→ What to produce: Repeat the whole listing exactly as written.

□ □ □

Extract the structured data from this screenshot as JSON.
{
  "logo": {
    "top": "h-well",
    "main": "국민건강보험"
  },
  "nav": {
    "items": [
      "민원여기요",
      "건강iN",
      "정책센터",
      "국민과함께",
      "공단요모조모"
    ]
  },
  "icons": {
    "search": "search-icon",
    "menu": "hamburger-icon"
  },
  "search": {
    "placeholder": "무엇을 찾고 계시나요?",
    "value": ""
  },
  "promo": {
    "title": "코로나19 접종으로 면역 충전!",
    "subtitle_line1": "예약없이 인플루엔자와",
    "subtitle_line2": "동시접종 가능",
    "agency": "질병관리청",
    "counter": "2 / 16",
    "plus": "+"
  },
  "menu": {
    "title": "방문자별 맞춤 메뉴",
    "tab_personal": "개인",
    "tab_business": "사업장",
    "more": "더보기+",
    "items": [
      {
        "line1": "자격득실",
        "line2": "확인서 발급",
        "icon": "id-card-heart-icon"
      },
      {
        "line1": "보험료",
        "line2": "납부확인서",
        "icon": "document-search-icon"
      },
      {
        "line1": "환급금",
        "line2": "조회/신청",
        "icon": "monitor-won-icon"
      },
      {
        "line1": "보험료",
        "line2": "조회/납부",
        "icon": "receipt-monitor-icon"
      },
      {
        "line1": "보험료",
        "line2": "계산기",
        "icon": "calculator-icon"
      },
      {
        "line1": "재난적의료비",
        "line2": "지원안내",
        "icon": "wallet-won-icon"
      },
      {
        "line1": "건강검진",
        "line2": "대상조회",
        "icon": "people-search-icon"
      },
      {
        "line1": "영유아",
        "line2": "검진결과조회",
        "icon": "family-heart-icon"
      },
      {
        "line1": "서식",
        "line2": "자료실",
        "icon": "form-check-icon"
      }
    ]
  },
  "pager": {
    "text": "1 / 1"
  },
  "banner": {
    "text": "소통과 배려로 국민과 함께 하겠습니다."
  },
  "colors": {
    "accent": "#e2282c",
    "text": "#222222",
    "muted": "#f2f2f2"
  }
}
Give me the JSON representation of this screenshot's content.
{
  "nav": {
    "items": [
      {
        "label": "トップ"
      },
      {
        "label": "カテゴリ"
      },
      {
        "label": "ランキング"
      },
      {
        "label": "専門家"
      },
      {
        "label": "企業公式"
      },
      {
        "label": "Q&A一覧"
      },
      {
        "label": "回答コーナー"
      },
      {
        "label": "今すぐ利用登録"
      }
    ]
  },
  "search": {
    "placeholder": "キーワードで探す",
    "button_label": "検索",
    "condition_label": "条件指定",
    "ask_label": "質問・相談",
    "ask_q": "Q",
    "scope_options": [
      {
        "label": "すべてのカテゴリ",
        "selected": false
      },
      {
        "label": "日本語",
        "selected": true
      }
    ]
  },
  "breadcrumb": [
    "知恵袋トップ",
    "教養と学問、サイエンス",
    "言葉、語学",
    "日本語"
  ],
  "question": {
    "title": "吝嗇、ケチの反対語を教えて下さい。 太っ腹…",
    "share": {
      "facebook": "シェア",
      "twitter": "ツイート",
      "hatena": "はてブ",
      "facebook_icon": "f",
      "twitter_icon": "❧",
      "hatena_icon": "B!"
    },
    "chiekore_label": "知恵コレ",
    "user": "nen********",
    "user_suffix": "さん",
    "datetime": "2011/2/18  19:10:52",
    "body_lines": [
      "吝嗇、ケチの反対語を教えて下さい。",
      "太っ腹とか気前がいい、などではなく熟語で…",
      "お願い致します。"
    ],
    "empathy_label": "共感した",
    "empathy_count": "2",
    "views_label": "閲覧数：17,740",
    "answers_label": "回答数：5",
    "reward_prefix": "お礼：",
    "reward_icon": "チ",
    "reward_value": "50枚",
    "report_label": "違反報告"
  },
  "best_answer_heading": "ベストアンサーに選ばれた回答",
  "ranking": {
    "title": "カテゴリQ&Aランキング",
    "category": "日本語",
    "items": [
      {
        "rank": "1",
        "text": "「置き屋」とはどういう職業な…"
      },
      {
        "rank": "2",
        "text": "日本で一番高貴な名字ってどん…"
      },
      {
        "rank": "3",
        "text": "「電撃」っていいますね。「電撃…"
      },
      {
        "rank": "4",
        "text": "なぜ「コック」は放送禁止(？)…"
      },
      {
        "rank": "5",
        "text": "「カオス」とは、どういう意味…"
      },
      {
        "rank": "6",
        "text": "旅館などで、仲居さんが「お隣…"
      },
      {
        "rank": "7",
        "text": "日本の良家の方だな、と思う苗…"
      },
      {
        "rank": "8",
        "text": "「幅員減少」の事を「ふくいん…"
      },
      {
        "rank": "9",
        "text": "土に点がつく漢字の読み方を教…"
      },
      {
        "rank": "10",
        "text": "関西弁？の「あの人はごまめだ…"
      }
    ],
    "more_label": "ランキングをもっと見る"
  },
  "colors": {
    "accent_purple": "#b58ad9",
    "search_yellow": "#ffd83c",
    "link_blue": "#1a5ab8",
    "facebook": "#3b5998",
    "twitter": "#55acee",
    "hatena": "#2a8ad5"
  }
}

□ □ □

→ Response to this task:
Extract the structured data from this screenshot as JSON.
{
  "logo": {
    "top": "h-well",
    "main": "국민건강보험"
  },
  "nav": {
    "items": [
      "민원여기요",
      "건강iN",
      "정책센터",
      "국민과함께",
      "공단요모조모"
    ]
  },
  "icons": {
    "search": "search-icon",
    "menu": "hamburger-icon"
  },
  "search": {
    "placeholder": "무엇을 찾고 계시나요?",
    "value": ""
  },
  "promo": {
    "title": "코로나19 접종으로 면역 충전!",
    "subtitle_line1": "예약없이 인플루엔자와",
    "subtitle_line2": "동시접종 가능",
    "agency": "질병관리청",
    "counter": "2 / 16",
    "plus": "+"
  },
  "menu": {
    "title": "방문자별 맞춤 메뉴",
    "tab_personal": "개인",
    "tab_business": "사업장",
    "more": "더보기+",
    "items": [
      {
        "line1": "자격득실",
        "line2": "확인서 발급",
        "icon": "id-card-heart-icon"
      },
      {
        "line1": "보험료",
        "line2": "납부확인서",
        "icon": "document-search-icon"
      },
      {
        "line1": "환급금",
        "line2": "조회/신청",
        "icon": "monitor-won-icon"
      },
      {
        "line1": "보험료",
        "line2": "조회/납부",
        "icon": "receipt-monitor-icon"
      },
      {
        "line1": "보험료",
        "line2": "계산기",
        "icon": "calculator-icon"
      },
      {
        "line1": "재난적의료비",
        "line2": "지원안내",
        "icon": "wallet-won-icon"
      },
      {
        "line1": "건강검진",
        "line2": "대상조회",
        "icon": "people-search-icon"
      },
      {
        "line1": "영유아",
        "line2": "검진결과조회",
        "icon": "family-heart-icon"
      },
      {
        "line1": "서식",
        "line2": "자료실",
        "icon": "form-check-icon"
      }
    ]
  },
  "pager": {
    "text": "1 / 1"
  },
  "banner": {
    "text": "소통과 배려로 국민과 함께 하겠습니다."
  },
  "colors": {
    "accent": "#e2282c",
    "text": "#222222",
    "muted": "#f2f2f2"
  }
}
Give me the JSON representation of this screenshot's content.
{
  "nav": {
    "items": [
      {
        "label": "トップ"
      },
      {
        "label": "カテゴリ"
      },
      {
        "label": "ランキング"
      },
      {
        "label": "専門家"
      },
      {
        "label": "企業公式"
      },
      {
        "label": "Q&A一覧"
      },
      {
        "label": "回答コーナー"
      },
      {
        "label": "今すぐ利用登録"
      }
    ]
  },
  "search": {
    "placeholder": "キーワードで探す",
    "button_label": "検索",
    "condition_label": "条件指定",
    "ask_label": "質問・相談",
    "ask_q": "Q",
    "scope_options": [
      {
        "label": "すべてのカテゴリ",
        "selected": false
      },
      {
        "label": "日本語",
        "selected": true
      }
    ]
  },
  "breadcrumb": [
    "知恵袋トップ",
    "教養と学問、サイエンス",
    "言葉、語学",
    "日本語"
  ],
  "question": {
    "title": "吝嗇、ケチの反対語を教えて下さい。 太っ腹…",
    "share": {
      "facebook": "シェア",
      "twitter": "ツイート",
      "hatena": "はてブ",
      "facebook_icon": "f",
      "twitter_icon": "❧",
      "hatena_icon": "B!"
    },
    "chiekore_label": "知恵コレ",
    "user": "nen********",
    "user_suffix": "さん",
    "datetime": "2011/2/18  19:10:52",
    "body_lines": [
      "吝嗇、ケチの反対語を教えて下さい。",
      "太っ腹とか気前がいい、などではなく熟語で…",
      "お願い致します。"
    ],
    "empathy_label": "共感した",
    "empathy_count": "2",
    "views_label": "閲覧数：17,740",
    "answers_label": "回答数：5",
    "reward_prefix": "お礼：",
    "reward_icon": "チ",
    "reward_value": "50枚",
    "report_label": "違反報告"
  },
  "best_answer_heading": "ベストアンサーに選ばれた回答",
  "ranking": {
    "title": "カテゴリQ&Aランキング",
    "category": "日本語",
    "items": [
      {
        "rank": "1",
        "text": "「置き屋」とはどういう職業な…"
      },
      {
        "rank": "2",
        "text": "日本で一番高貴な名字ってどん…"
      },
      {
        "rank": "3",
        "text": "「電撃」っていいますね。「電撃…"
      },
      {
        "rank": "4",
        "text": "なぜ「コック」は放送禁止(？)…"
      },
      {
        "rank": "5",
        "text": "「カオス」とは、どういう意味…"
      },
      {
        "rank": "6",
        "text": "旅館などで、仲居さんが「お隣…"
      },
      {
        "rank": "7",
        "text": "日本の良家の方だな、と思う苗…"
      },
      {
        "rank": "8",
        "text": "「幅員減少」の事を「ふくいん…"
      },
      {
        "rank": "9",
        "text": "土に点がつく漢字の読み方を教…"
      },
      {
        "rank": "10",
        "text": "関西弁？の「あの人はごまめだ…"
      }
    ],
    "more_label": "ランキングをもっと見る"
  },
  "colors": {
    "accent_purple": "#b58ad9",
    "search_yellow": "#ffd83c",
    "link_blue": "#1a5ab8",
    "facebook": "#3b5998",
    "twitter": "#55acee",
    "hatena": "#2a8ad5"
  }
}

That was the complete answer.